### GOAL
Report how many lines contain the word "status"; answer with the number only.

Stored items
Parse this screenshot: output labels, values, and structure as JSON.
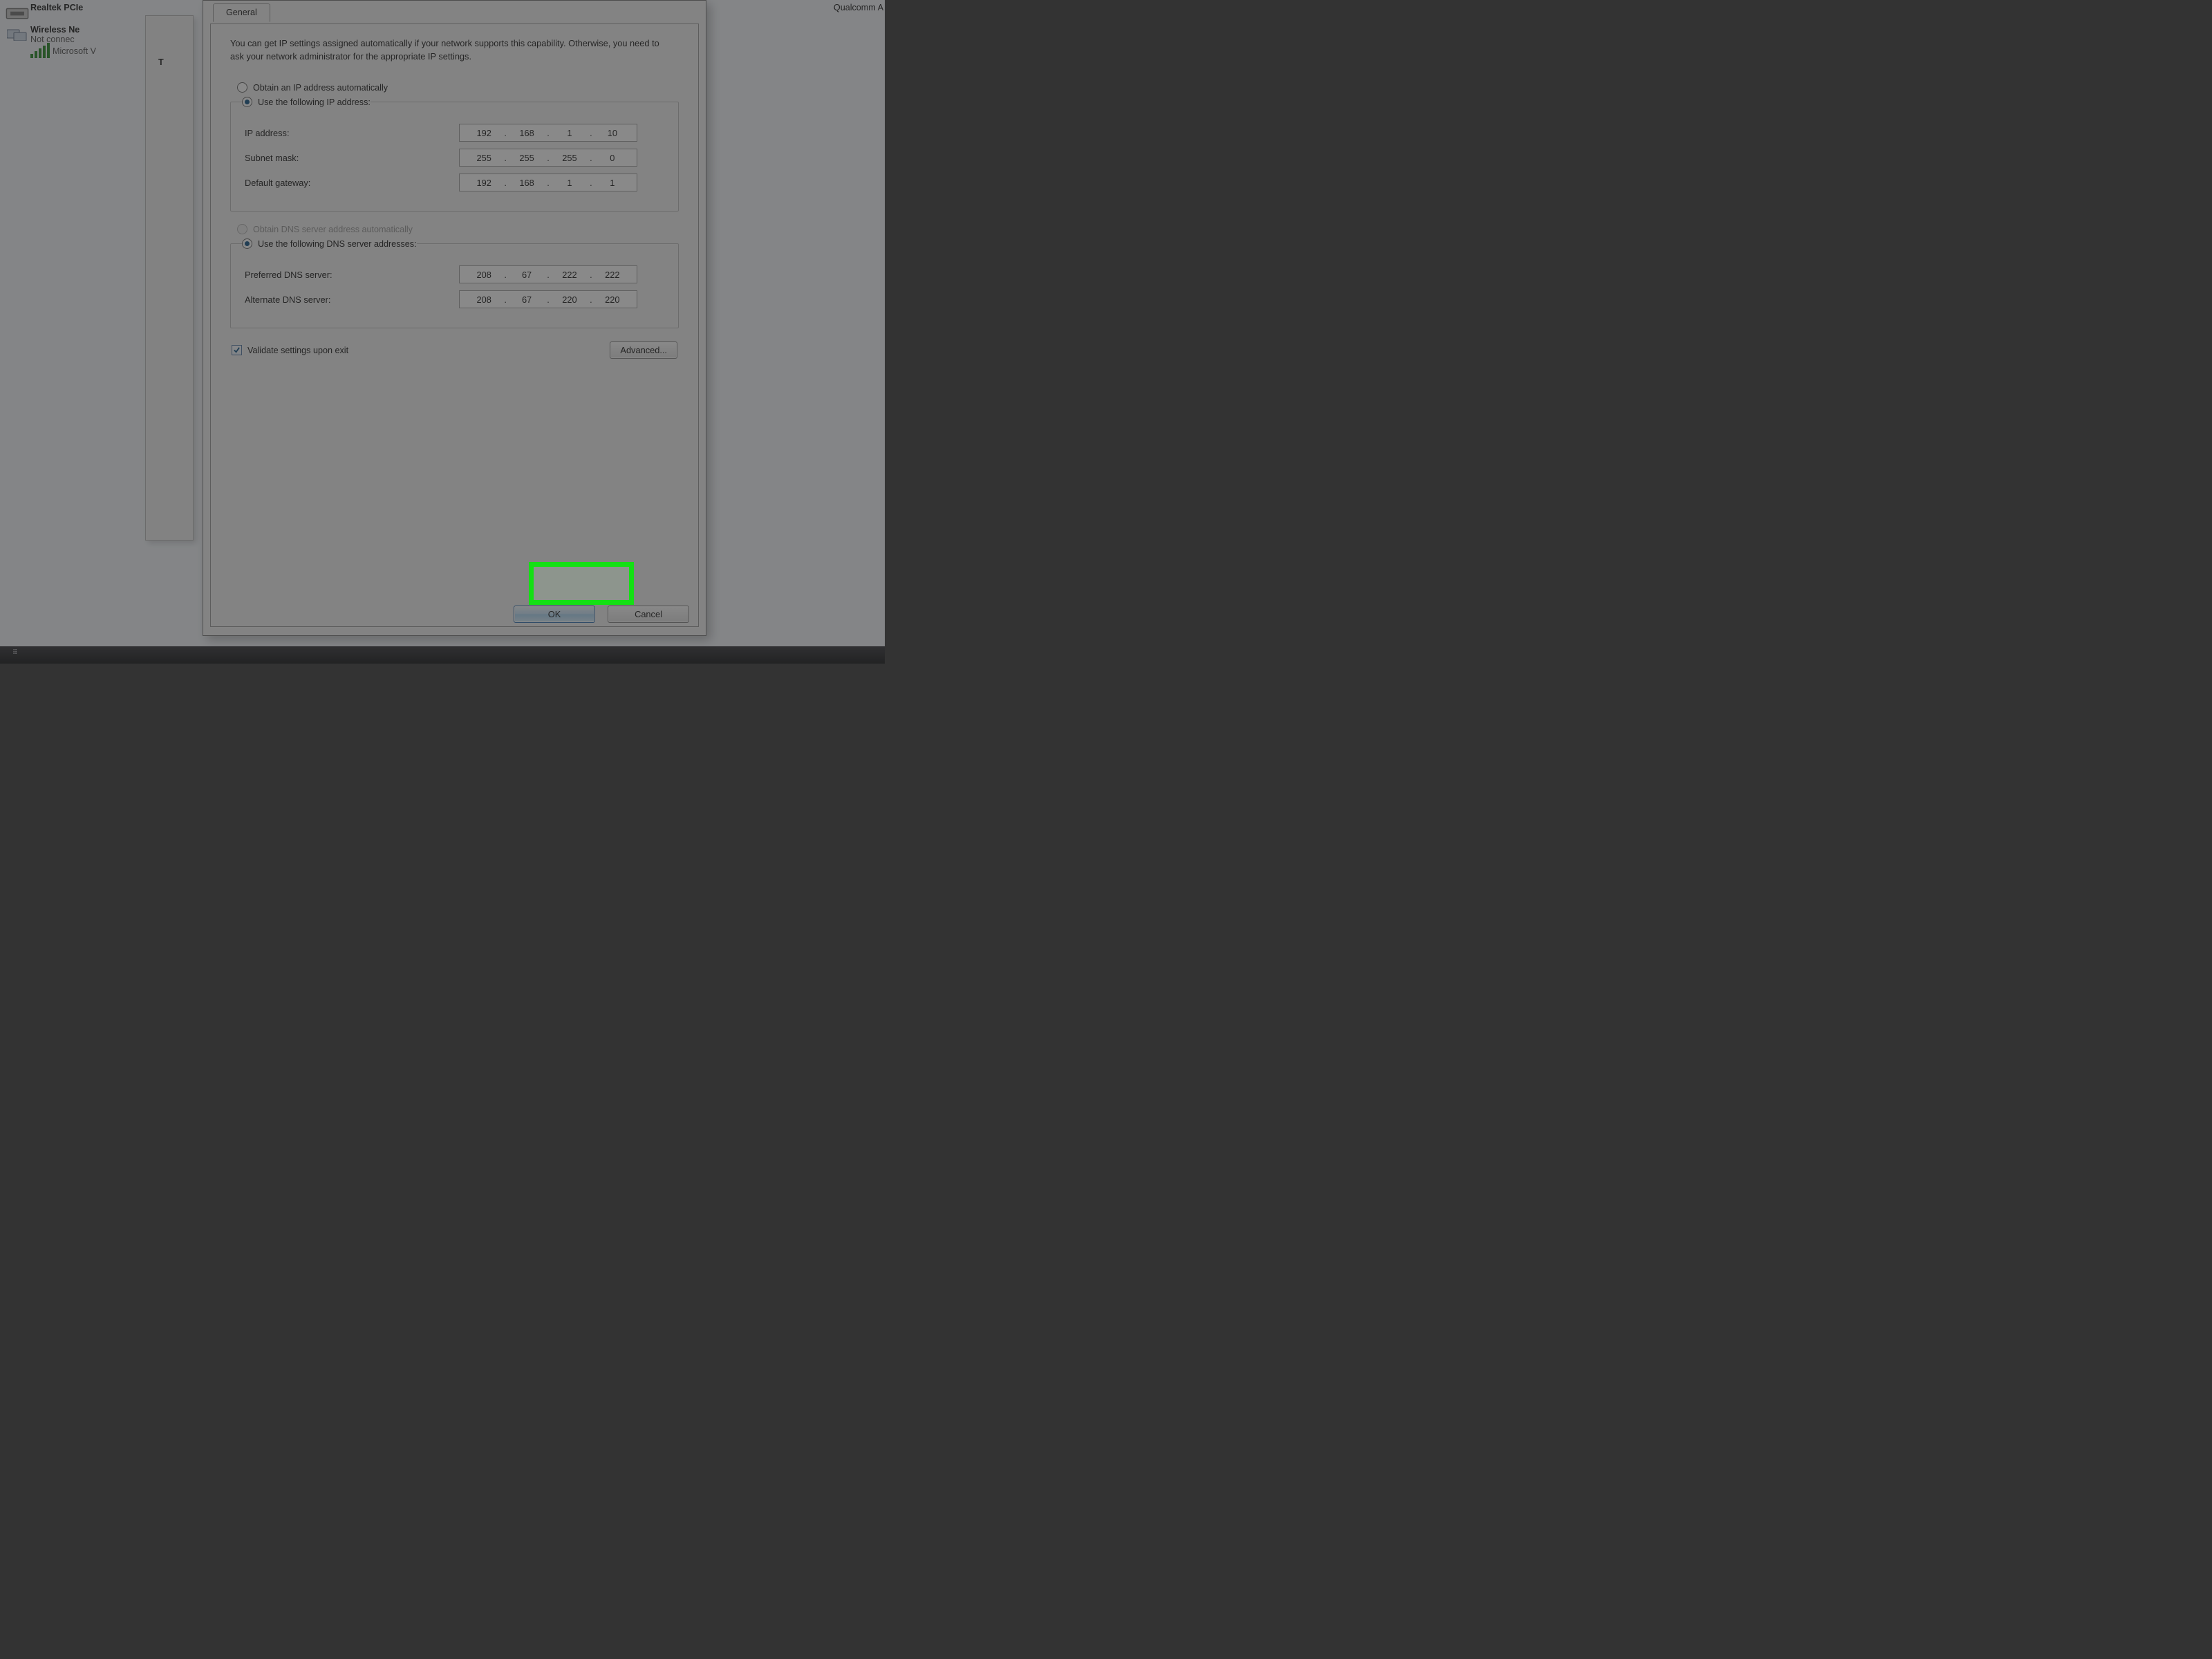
{
  "background": {
    "adapters": [
      {
        "title": "Realtek PCIe"
      },
      {
        "title": "Wireless Ne",
        "line2": "Not connec",
        "line3": "Microsoft V"
      }
    ],
    "right_label": "Qualcomm A",
    "inner_window_letter": "T"
  },
  "dialog": {
    "tab_label": "General",
    "intro": "You can get IP settings assigned automatically if your network supports this capability. Otherwise, you need to ask your network administrator for the appropriate IP settings.",
    "ip_section": {
      "radio_auto": "Obtain an IP address automatically",
      "radio_manual": "Use the following IP address:",
      "fields": {
        "ip_label": "IP address:",
        "ip_value": [
          "192",
          "168",
          "1",
          "10"
        ],
        "mask_label": "Subnet mask:",
        "mask_value": [
          "255",
          "255",
          "255",
          "0"
        ],
        "gw_label": "Default gateway:",
        "gw_value": [
          "192",
          "168",
          "1",
          "1"
        ]
      }
    },
    "dns_section": {
      "radio_auto": "Obtain DNS server address automatically",
      "radio_manual": "Use the following DNS server addresses:",
      "fields": {
        "preferred_label": "Preferred DNS server:",
        "preferred_value": [
          "208",
          "67",
          "222",
          "222"
        ],
        "alternate_label": "Alternate DNS server:",
        "alternate_value": [
          "208",
          "67",
          "220",
          "220"
        ]
      }
    },
    "validate_label": "Validate settings upon exit",
    "validate_checked": true,
    "advanced_label": "Advanced...",
    "ok_label": "OK",
    "cancel_label": "Cancel"
  }
}
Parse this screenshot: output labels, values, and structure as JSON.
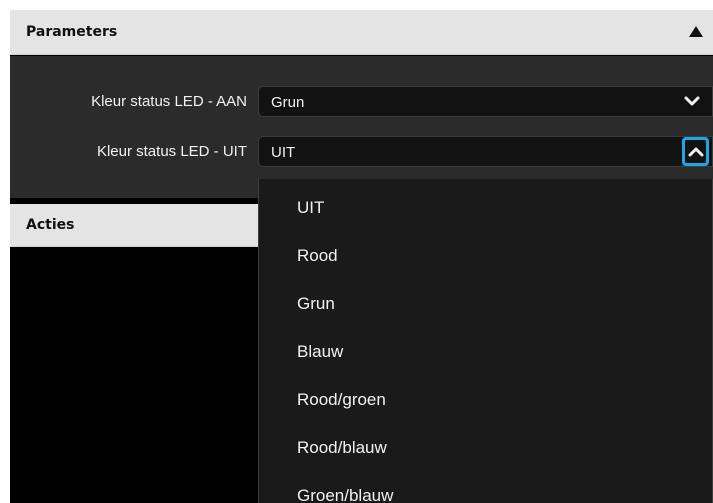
{
  "parameters": {
    "title": "Parameters"
  },
  "fields": [
    {
      "label": "Kleur status LED - AAN",
      "value": "Grun",
      "state": "closed"
    },
    {
      "label": "Kleur status LED - UIT",
      "value": "UIT",
      "state": "open"
    }
  ],
  "actions": {
    "title": "Acties"
  },
  "dropdown": {
    "options": [
      "UIT",
      "Rood",
      "Grun",
      "Blauw",
      "Rood/groen",
      "Rood/blauw",
      "Groen/blauw"
    ]
  },
  "icons": {
    "collapse": "triangle-up-icon",
    "dropdown_closed": "chevron-down-icon",
    "dropdown_open": "chevron-up-icon"
  },
  "colors": {
    "accent_focus": "#19a7e6",
    "header_bg": "#e4e4e4",
    "panel_bg": "#2b2b2b",
    "field_bg": "#121212",
    "list_bg": "#1a1a1a"
  }
}
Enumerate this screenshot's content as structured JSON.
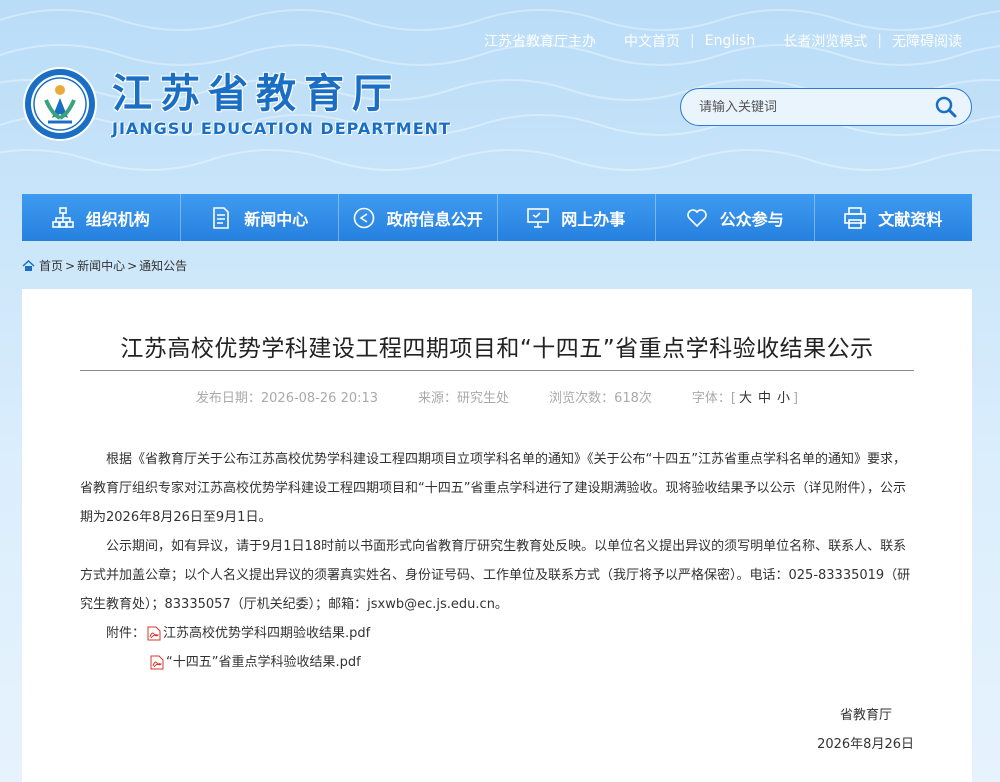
{
  "top_links": {
    "sponsor": "江苏省教育厅主办",
    "home": "中文首页",
    "english": "English",
    "elder_mode": "长者浏览模式",
    "accessible": "无障碍阅读"
  },
  "logo": {
    "cn": "江苏省教育厅",
    "en": "JIANGSU EDUCATION DEPARTMENT"
  },
  "search": {
    "placeholder": "请输入关键词"
  },
  "nav": [
    {
      "label": "组织机构",
      "icon": "org-chart-icon"
    },
    {
      "label": "新闻中心",
      "icon": "document-icon"
    },
    {
      "label": "政府信息公开",
      "icon": "play-circle-icon"
    },
    {
      "label": "网上办事",
      "icon": "monitor-icon"
    },
    {
      "label": "公众参与",
      "icon": "heart-icon"
    },
    {
      "label": "文献资料",
      "icon": "printer-icon"
    }
  ],
  "breadcrumb": {
    "home": "首页",
    "sep": ">",
    "news": "新闻中心",
    "notice": "通知公告"
  },
  "article": {
    "title": "江苏高校优势学科建设工程四期项目和“十四五”省重点学科验收结果公示",
    "publish_date": "发布日期：2026-08-26 20:13",
    "source": "来源：研究生处",
    "views": "浏览次数：618次",
    "font_label": "字体：[",
    "font_large": "大",
    "font_medium": "中",
    "font_small": "小",
    "font_close": "]",
    "para1": "根据《省教育厅关于公布江苏高校优势学科建设工程四期项目立项学科名单的通知》《关于公布“十四五”江苏省重点学科名单的通知》要求，省教育厅组织专家对江苏高校优势学科建设工程四期项目和“十四五”省重点学科进行了建设期满验收。现将验收结果予以公示（详见附件），公示期为2026年8月26日至9月1日。",
    "para2": "公示期间，如有异议，请于9月1日18时前以书面形式向省教育厅研究生教育处反映。以单位名义提出异议的须写明单位名称、联系人、联系方式并加盖公章；以个人名义提出异议的须署真实姓名、身份证号码、工作单位及联系方式（我厅将予以严格保密）。电话：025-83335019（研究生教育处）；83335057（厅机关纪委）；邮箱：jsxwb@ec.js.edu.cn。",
    "attach_label": "附件：",
    "attachment1": "江苏高校优势学科四期验收结果.pdf",
    "attachment2": "“十四五”省重点学科验收结果.pdf",
    "sign_org": "省教育厅",
    "sign_date": "2026年8月26日"
  },
  "colors": {
    "brand_blue": "#1a6fc4",
    "nav_blue": "#2680df",
    "pdf_red": "#d9342b"
  }
}
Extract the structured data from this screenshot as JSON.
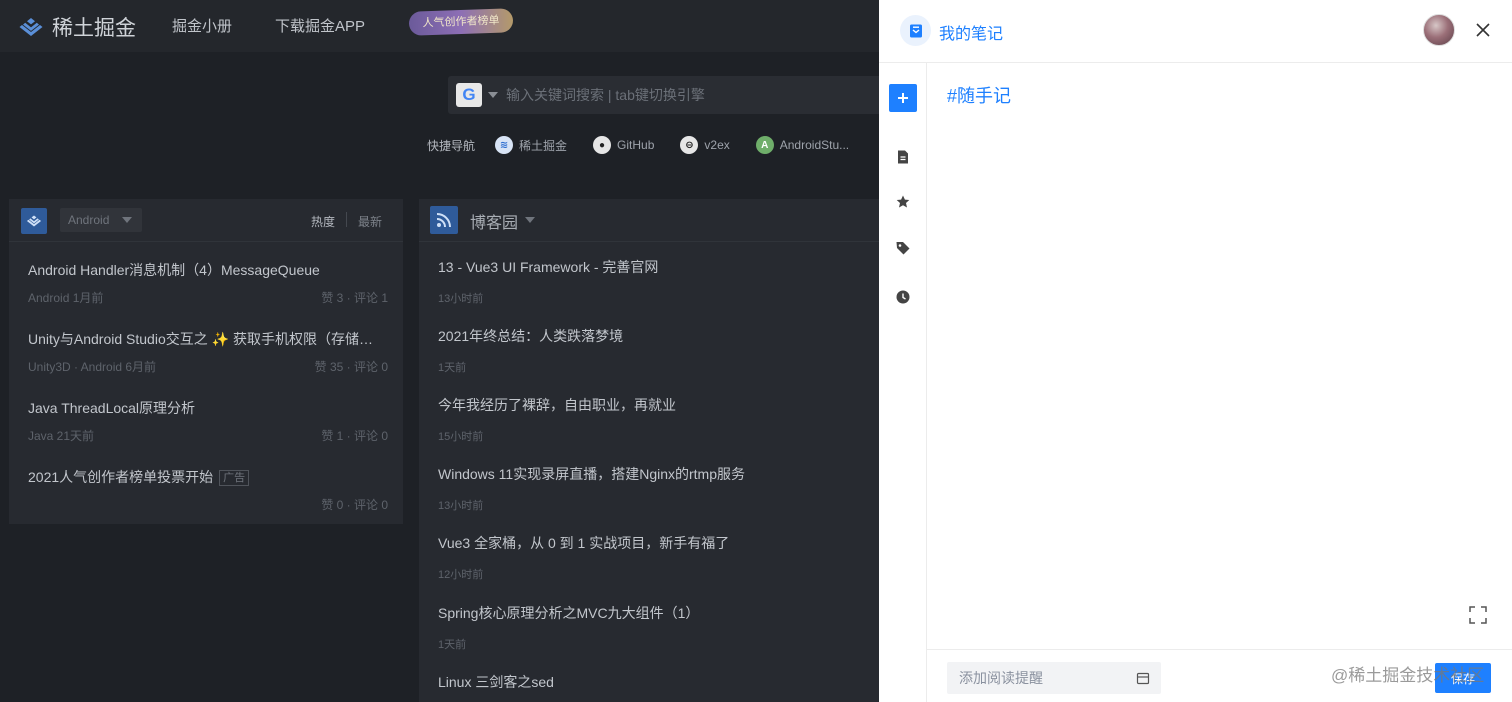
{
  "colors": {
    "accent": "#1e80ff",
    "background": "#1e2126",
    "panel": "#ffffff"
  },
  "topbar": {
    "brand": "稀土掘金",
    "nav": [
      "掘金小册",
      "下载掘金APP"
    ],
    "promo": "人气创作者榜单"
  },
  "search": {
    "placeholder": "输入关键词搜索 | tab键切换引擎",
    "engine_icon": "google-icon"
  },
  "quicknav": {
    "label": "快捷导航",
    "items": [
      {
        "label": "稀土掘金",
        "icon": "juejin-icon"
      },
      {
        "label": "GitHub",
        "icon": "github-icon"
      },
      {
        "label": "v2ex",
        "icon": "v2ex-icon"
      },
      {
        "label": "AndroidStu...",
        "icon": "android-studio-icon"
      }
    ]
  },
  "juejin_card": {
    "category": "Android",
    "sort": [
      "热度",
      "最新"
    ],
    "articles": [
      {
        "title": "Android Handler消息机制（4）MessageQueue",
        "meta": "Android  1月前",
        "stats": "赞 3 · 评论 1"
      },
      {
        "title": "Unity与Android Studio交互之 ✨ 获取手机权限（存储…",
        "meta": "Unity3D · Android  6月前",
        "stats": "赞 35 · 评论 0"
      },
      {
        "title": "Java ThreadLocal原理分析",
        "meta": "Java  21天前",
        "stats": "赞 1 · 评论 0"
      },
      {
        "title": "2021人气创作者榜单投票开始",
        "tag": "广告",
        "meta": "",
        "stats": "赞 0 · 评论 0"
      }
    ]
  },
  "feed_card": {
    "title": "博客园",
    "items": [
      {
        "title": "13 - Vue3 UI Framework - 完善官网",
        "time": "13小时前"
      },
      {
        "title": "2021年终总结：人类跌落梦境",
        "time": "1天前"
      },
      {
        "title": "今年我经历了裸辞，自由职业，再就业",
        "time": "15小时前"
      },
      {
        "title": "Windows 11实现录屏直播，搭建Nginx的rtmp服务",
        "time": "13小时前"
      },
      {
        "title": "Vue3 全家桶，从 0 到 1 实战项目，新手有福了",
        "time": "12小时前"
      },
      {
        "title": "Spring核心原理分析之MVC九大组件（1）",
        "time": "1天前"
      },
      {
        "title": "Linux 三剑客之sed",
        "time": ""
      }
    ]
  },
  "notes_panel": {
    "title": "我的笔记",
    "tag": "#随手记",
    "remind_placeholder": "添加阅读提醒",
    "save_label": "保存",
    "side_icons": [
      "add-icon",
      "note-icon",
      "star-icon",
      "tag-icon",
      "clock-icon"
    ]
  },
  "watermark": "@稀土掘金技术社区"
}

### EXERCISE RESPONSE
2